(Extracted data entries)
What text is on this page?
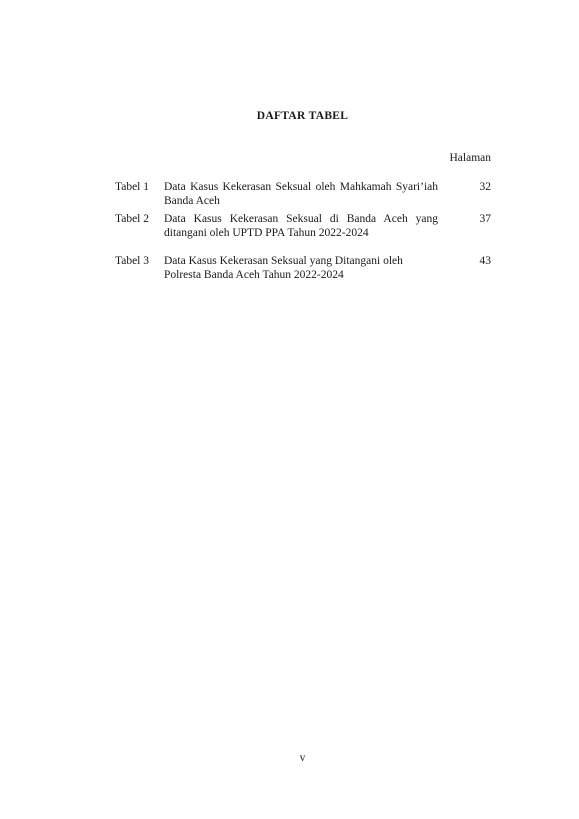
DAFTAR TABEL
Halaman
Tabel 1 Data Kasus Kekerasan Seksual oleh Mahkamah Syari’iah Banda Aceh
32
Tabel 2 Data Kasus Kekerasan Seksual di Banda Aceh yang ditangani oleh UPTD PPA Tahun 2022-2024
37
Tabel 3 Data Kasus Kekerasan Seksual yang Ditangani oleh Polresta Banda Aceh Tahun 2022-2024
43
v
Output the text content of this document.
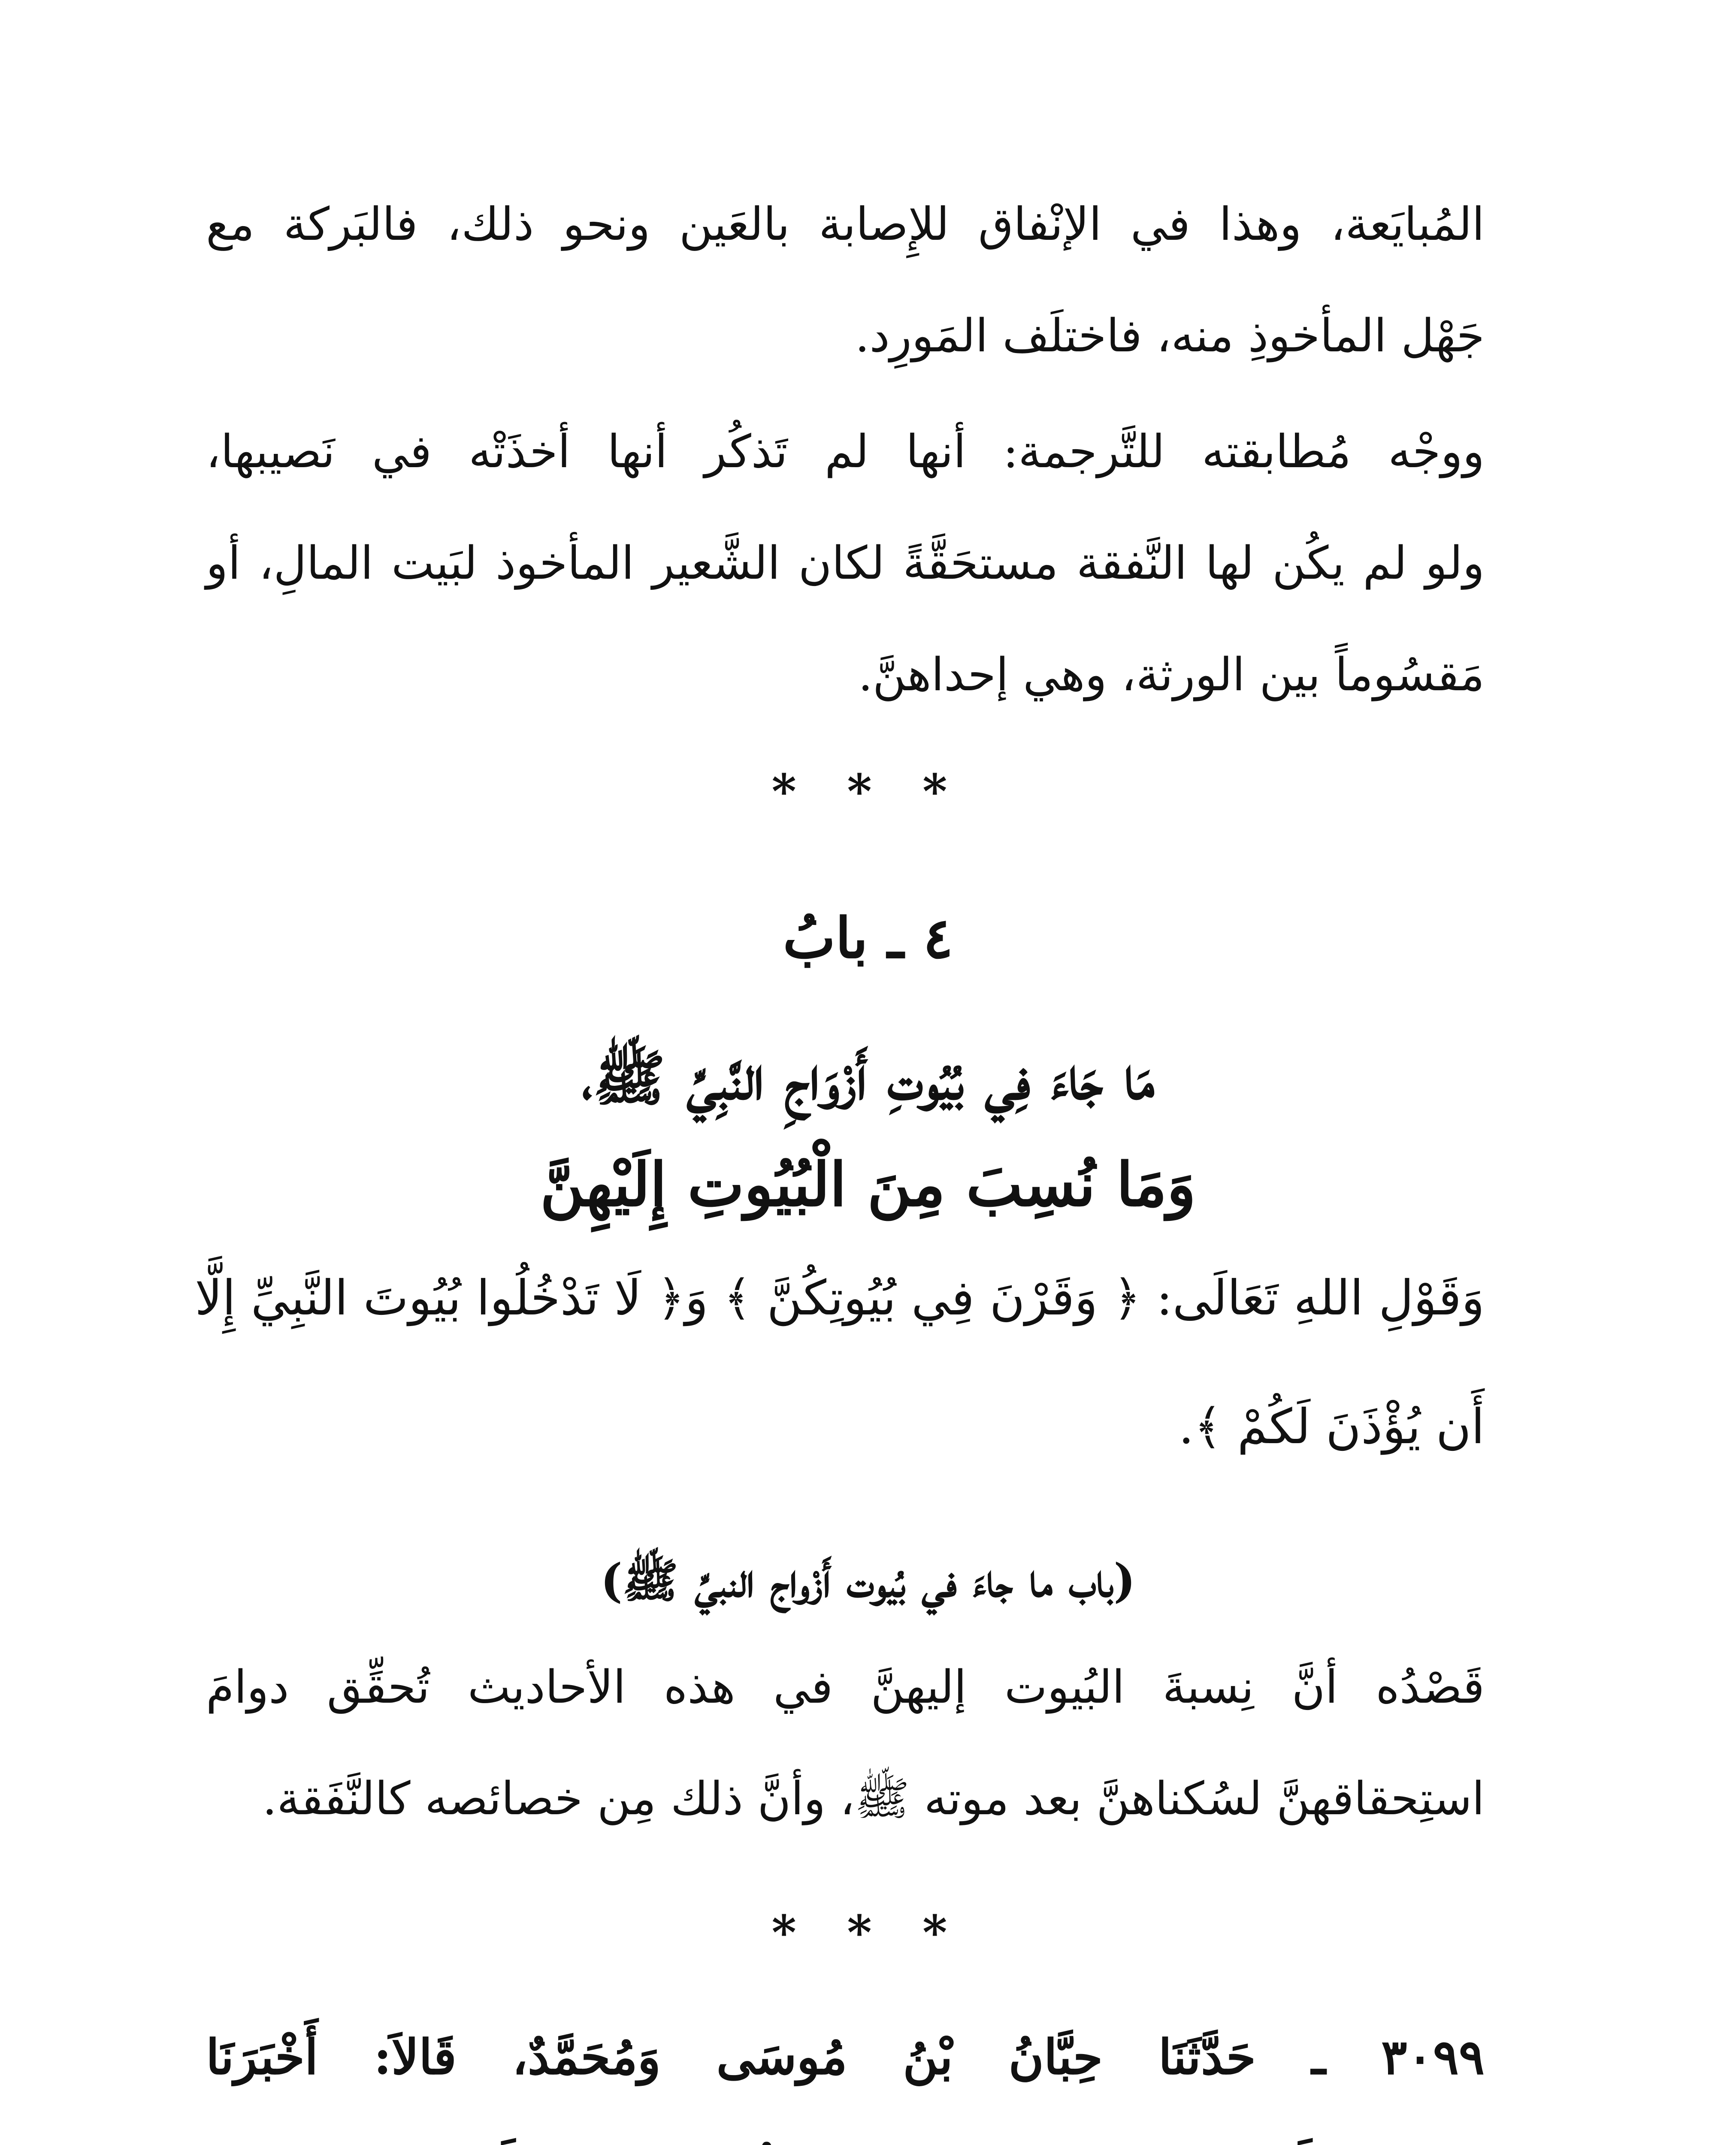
المُبايَعة، وهذا في الإنْفاق للإِصابة بالعَين ونحو ذلك، فالبَركة مع
جَهْل المأخوذِ منه، فاختلَف المَورِد.
ووجْه مُطابقته للتَّرجمة: أنها لم تَذكُر أنها أخذَتْه في نَصيبها،
ولو لم يكُن لها النَّفقة مستحَقَّةً لكان الشَّعير المأخوذ لبَيت المالِ، أو
مَقسُوماً بين الورثة، وهي إحداهنَّ.
* * *
٤ ـ بابُ
مَا جَاءَ فِي بُيُوتِ أَزْوَاجِ النَّبِيِّ ﷺ،
وَمَا نُسِبَ مِنَ الْبُيُوتِ إِلَيْهِنَّ
وَقَوْلِ اللهِ تَعَالَى: ﴿ وَقَرْنَ فِي بُيُوتِكُنَّ ﴾ وَ﴿ لَا تَدْخُلُوا بُيُوتَ النَّبِيِّ إِلَّا
أَن يُؤْذَنَ لَكُمْ ﴾.
(باب ما جاءَ في بُيوت أَزْواج النبيِّ ﷺ)
قَصْدُه أنَّ نِسبةَ البُيوت إليهنَّ في هذه الأحاديث تُحقِّق دوامَ
استِحقاقهنَّ لسُكناهنَّ بعد موته ﷺ، وأنَّ ذلك مِن خصائصه كالنَّفَقة.
* * *
٣٠٩٩ ـ حَدَّثَنَا حِبَّانُ بْنُ مُوسَى وَمُحَمَّدٌ، قَالاَ: أَخْبَرَنَا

## DIRECTIVE:
Repeat the data above exactly, but not the pictures.

## THE COMPLETED TASK:
What text is on this page?
DAFTAR TABEL
Halaman
Tabel 1 Data Kasus Kekerasan Seksual oleh Mahkamah Syari’iah Banda Aceh
32
Tabel 2 Data Kasus Kekerasan Seksual di Banda Aceh yang ditangani oleh UPTD PPA Tahun 2022-2024
37
Tabel 3 Data Kasus Kekerasan Seksual yang Ditangani oleh Polresta Banda Aceh Tahun 2022-2024
43
v
Output the text content of this document.
المُبايَعة، وهذا في الإنْفاق للإِصابة بالعَين ونحو ذلك، فالبَركة مع
جَهْل المأخوذِ منه، فاختلَف المَورِد.
ووجْه مُطابقته للتَّرجمة: أنها لم تَذكُر أنها أخذَتْه في نَصيبها،
ولو لم يكُن لها النَّفقة مستحَقَّةً لكان الشَّعير المأخوذ لبَيت المالِ، أو
مَقسُوماً بين الورثة، وهي إحداهنَّ.
* * *
٤ ـ بابُ
مَا جَاءَ فِي بُيُوتِ أَزْوَاجِ النَّبِيِّ ﷺ،
وَمَا نُسِبَ مِنَ الْبُيُوتِ إِلَيْهِنَّ
وَقَوْلِ اللهِ تَعَالَى: ﴿ وَقَرْنَ فِي بُيُوتِكُنَّ ﴾ وَ﴿ لَا تَدْخُلُوا بُيُوتَ النَّبِيِّ إِلَّا
أَن يُؤْذَنَ لَكُمْ ﴾.
(باب ما جاءَ في بُيوت أَزْواج النبيِّ ﷺ)
قَصْدُه أنَّ نِسبةَ البُيوت إليهنَّ في هذه الأحاديث تُحقِّق دوامَ
استِحقاقهنَّ لسُكناهنَّ بعد موته ﷺ، وأنَّ ذلك مِن خصائصه كالنَّفَقة.
* * *
٣٠٩٩ ـ حَدَّثَنَا حِبَّانُ بْنُ مُوسَى وَمُحَمَّدٌ، قَالاَ: أَخْبَرَنَا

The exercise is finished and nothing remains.